**WHAT YOU NEED TO DO**
Can you reproduce the lines below word for word, leaving every character unchanged?

**RECORDS TO USE**
■ ■ ■ ■
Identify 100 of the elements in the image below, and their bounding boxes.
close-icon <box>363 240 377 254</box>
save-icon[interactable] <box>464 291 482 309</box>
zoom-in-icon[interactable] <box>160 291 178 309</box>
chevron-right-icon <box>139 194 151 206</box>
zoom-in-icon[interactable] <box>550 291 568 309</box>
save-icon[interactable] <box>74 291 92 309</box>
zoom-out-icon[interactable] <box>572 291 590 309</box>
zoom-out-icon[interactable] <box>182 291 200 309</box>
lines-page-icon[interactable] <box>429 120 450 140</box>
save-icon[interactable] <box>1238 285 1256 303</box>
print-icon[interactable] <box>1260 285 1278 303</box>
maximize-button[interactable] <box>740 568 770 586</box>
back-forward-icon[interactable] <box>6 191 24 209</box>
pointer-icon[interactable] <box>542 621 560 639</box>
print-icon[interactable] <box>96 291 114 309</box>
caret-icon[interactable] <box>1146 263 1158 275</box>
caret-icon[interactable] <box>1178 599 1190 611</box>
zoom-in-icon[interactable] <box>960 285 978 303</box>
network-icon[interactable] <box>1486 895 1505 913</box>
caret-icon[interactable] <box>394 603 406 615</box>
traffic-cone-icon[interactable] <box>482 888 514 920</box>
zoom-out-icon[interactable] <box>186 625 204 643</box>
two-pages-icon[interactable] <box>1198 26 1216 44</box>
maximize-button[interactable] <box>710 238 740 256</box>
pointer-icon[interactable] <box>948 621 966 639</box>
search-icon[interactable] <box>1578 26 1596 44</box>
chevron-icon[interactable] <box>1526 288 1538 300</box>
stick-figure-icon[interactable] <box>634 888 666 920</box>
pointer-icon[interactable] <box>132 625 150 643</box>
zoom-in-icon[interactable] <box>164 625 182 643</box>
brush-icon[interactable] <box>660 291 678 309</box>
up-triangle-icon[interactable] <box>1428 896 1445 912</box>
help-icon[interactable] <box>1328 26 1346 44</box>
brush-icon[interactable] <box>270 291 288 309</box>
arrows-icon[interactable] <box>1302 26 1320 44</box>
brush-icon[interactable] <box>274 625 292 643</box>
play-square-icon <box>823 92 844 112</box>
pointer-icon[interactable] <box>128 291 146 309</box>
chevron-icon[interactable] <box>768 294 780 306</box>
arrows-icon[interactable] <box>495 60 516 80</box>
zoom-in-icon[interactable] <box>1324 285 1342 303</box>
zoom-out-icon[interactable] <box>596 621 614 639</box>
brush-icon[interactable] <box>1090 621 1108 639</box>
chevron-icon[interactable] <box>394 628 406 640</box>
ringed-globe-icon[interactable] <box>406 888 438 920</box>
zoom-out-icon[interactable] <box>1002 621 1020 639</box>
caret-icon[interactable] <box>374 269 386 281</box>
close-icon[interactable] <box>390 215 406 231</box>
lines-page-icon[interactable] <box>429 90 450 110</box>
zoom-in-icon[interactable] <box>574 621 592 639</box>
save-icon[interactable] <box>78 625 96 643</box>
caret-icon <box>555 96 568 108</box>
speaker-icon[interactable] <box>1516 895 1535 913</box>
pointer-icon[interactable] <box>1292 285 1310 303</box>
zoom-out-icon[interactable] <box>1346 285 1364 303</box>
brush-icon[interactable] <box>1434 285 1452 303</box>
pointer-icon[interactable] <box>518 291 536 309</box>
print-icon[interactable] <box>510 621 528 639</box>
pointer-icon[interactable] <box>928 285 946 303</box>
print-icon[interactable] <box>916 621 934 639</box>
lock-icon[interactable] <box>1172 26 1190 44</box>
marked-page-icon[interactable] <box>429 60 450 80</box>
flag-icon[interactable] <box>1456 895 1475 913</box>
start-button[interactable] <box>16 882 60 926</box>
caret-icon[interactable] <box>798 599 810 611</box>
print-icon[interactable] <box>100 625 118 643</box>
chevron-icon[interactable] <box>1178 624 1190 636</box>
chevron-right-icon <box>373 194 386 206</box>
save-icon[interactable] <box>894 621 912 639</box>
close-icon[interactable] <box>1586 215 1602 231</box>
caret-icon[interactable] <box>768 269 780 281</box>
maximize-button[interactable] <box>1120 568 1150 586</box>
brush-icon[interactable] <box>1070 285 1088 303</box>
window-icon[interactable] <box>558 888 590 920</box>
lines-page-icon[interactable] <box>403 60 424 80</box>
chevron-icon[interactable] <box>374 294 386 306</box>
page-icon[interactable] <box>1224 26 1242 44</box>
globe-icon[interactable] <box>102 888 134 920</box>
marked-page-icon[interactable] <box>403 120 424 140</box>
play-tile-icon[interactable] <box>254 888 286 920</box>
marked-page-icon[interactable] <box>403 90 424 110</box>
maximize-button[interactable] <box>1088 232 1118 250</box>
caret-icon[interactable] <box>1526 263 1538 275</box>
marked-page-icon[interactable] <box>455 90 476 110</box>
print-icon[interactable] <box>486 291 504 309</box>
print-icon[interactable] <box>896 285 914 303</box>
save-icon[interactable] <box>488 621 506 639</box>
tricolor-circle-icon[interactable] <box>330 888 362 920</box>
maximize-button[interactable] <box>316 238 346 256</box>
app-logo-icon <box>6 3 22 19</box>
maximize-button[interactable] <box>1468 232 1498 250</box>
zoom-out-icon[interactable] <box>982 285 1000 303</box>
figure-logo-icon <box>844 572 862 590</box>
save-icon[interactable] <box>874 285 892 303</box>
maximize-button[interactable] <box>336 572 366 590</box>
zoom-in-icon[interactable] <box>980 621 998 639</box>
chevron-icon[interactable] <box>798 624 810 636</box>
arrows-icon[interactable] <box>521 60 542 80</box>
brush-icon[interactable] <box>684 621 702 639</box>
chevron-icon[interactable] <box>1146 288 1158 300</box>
■ ■ ■ ■
**RESPONSE BELOW**
Identify 100 of the elements in the image below, and their bounding boxes.
close-icon <box>363 240 377 254</box>
save-icon[interactable] <box>464 291 482 309</box>
zoom-in-icon[interactable] <box>160 291 178 309</box>
chevron-right-icon <box>139 194 151 206</box>
zoom-in-icon[interactable] <box>550 291 568 309</box>
save-icon[interactable] <box>74 291 92 309</box>
zoom-out-icon[interactable] <box>572 291 590 309</box>
zoom-out-icon[interactable] <box>182 291 200 309</box>
lines-page-icon[interactable] <box>429 120 450 140</box>
save-icon[interactable] <box>1238 285 1256 303</box>
print-icon[interactable] <box>1260 285 1278 303</box>
maximize-button[interactable] <box>740 568 770 586</box>
back-forward-icon[interactable] <box>6 191 24 209</box>
pointer-icon[interactable] <box>542 621 560 639</box>
print-icon[interactable] <box>96 291 114 309</box>
caret-icon[interactable] <box>1146 263 1158 275</box>
caret-icon[interactable] <box>1178 599 1190 611</box>
zoom-in-icon[interactable] <box>960 285 978 303</box>
network-icon[interactable] <box>1486 895 1505 913</box>
caret-icon[interactable] <box>394 603 406 615</box>
traffic-cone-icon[interactable] <box>482 888 514 920</box>
zoom-out-icon[interactable] <box>186 625 204 643</box>
two-pages-icon[interactable] <box>1198 26 1216 44</box>
maximize-button[interactable] <box>710 238 740 256</box>
pointer-icon[interactable] <box>948 621 966 639</box>
search-icon[interactable] <box>1578 26 1596 44</box>
chevron-icon[interactable] <box>1526 288 1538 300</box>
stick-figure-icon[interactable] <box>634 888 666 920</box>
pointer-icon[interactable] <box>132 625 150 643</box>
zoom-in-icon[interactable] <box>164 625 182 643</box>
brush-icon[interactable] <box>660 291 678 309</box>
up-triangle-icon[interactable] <box>1428 896 1445 912</box>
help-icon[interactable] <box>1328 26 1346 44</box>
brush-icon[interactable] <box>270 291 288 309</box>
arrows-icon[interactable] <box>1302 26 1320 44</box>
brush-icon[interactable] <box>274 625 292 643</box>
play-square-icon <box>823 92 844 112</box>
pointer-icon[interactable] <box>128 291 146 309</box>
chevron-icon[interactable] <box>768 294 780 306</box>
arrows-icon[interactable] <box>495 60 516 80</box>
zoom-in-icon[interactable] <box>1324 285 1342 303</box>
zoom-out-icon[interactable] <box>596 621 614 639</box>
brush-icon[interactable] <box>1090 621 1108 639</box>
chevron-icon[interactable] <box>394 628 406 640</box>
ringed-globe-icon[interactable] <box>406 888 438 920</box>
zoom-out-icon[interactable] <box>1002 621 1020 639</box>
caret-icon[interactable] <box>374 269 386 281</box>
close-icon[interactable] <box>390 215 406 231</box>
lines-page-icon[interactable] <box>429 90 450 110</box>
zoom-in-icon[interactable] <box>574 621 592 639</box>
save-icon[interactable] <box>78 625 96 643</box>
caret-icon <box>555 96 568 108</box>
speaker-icon[interactable] <box>1516 895 1535 913</box>
pointer-icon[interactable] <box>1292 285 1310 303</box>
zoom-out-icon[interactable] <box>1346 285 1364 303</box>
brush-icon[interactable] <box>1434 285 1452 303</box>
pointer-icon[interactable] <box>518 291 536 309</box>
print-icon[interactable] <box>510 621 528 639</box>
pointer-icon[interactable] <box>928 285 946 303</box>
print-icon[interactable] <box>916 621 934 639</box>
lock-icon[interactable] <box>1172 26 1190 44</box>
marked-page-icon[interactable] <box>429 60 450 80</box>
flag-icon[interactable] <box>1456 895 1475 913</box>
start-button[interactable] <box>16 882 60 926</box>
caret-icon[interactable] <box>798 599 810 611</box>
print-icon[interactable] <box>100 625 118 643</box>
chevron-icon[interactable] <box>1178 624 1190 636</box>
chevron-right-icon <box>373 194 386 206</box>
save-icon[interactable] <box>894 621 912 639</box>
close-icon[interactable] <box>1586 215 1602 231</box>
caret-icon[interactable] <box>768 269 780 281</box>
maximize-button[interactable] <box>1120 568 1150 586</box>
brush-icon[interactable] <box>1070 285 1088 303</box>
window-icon[interactable] <box>558 888 590 920</box>
lines-page-icon[interactable] <box>403 60 424 80</box>
chevron-icon[interactable] <box>374 294 386 306</box>
page-icon[interactable] <box>1224 26 1242 44</box>
globe-icon[interactable] <box>102 888 134 920</box>
marked-page-icon[interactable] <box>403 120 424 140</box>
play-tile-icon[interactable] <box>254 888 286 920</box>
marked-page-icon[interactable] <box>403 90 424 110</box>
maximize-button[interactable] <box>1088 232 1118 250</box>
caret-icon[interactable] <box>1526 263 1538 275</box>
marked-page-icon[interactable] <box>455 90 476 110</box>
print-icon[interactable] <box>486 291 504 309</box>
print-icon[interactable] <box>896 285 914 303</box>
save-icon[interactable] <box>488 621 506 639</box>
tricolor-circle-icon[interactable] <box>330 888 362 920</box>
maximize-button[interactable] <box>316 238 346 256</box>
app-logo-icon <box>6 3 22 19</box>
maximize-button[interactable] <box>1468 232 1498 250</box>
zoom-out-icon[interactable] <box>982 285 1000 303</box>
figure-logo-icon <box>844 572 862 590</box>
save-icon[interactable] <box>874 285 892 303</box>
maximize-button[interactable] <box>336 572 366 590</box>
zoom-in-icon[interactable] <box>980 621 998 639</box>
chevron-icon[interactable] <box>798 624 810 636</box>
arrows-icon[interactable] <box>521 60 542 80</box>
brush-icon[interactable] <box>684 621 702 639</box>
chevron-icon[interactable] <box>1146 288 1158 300</box>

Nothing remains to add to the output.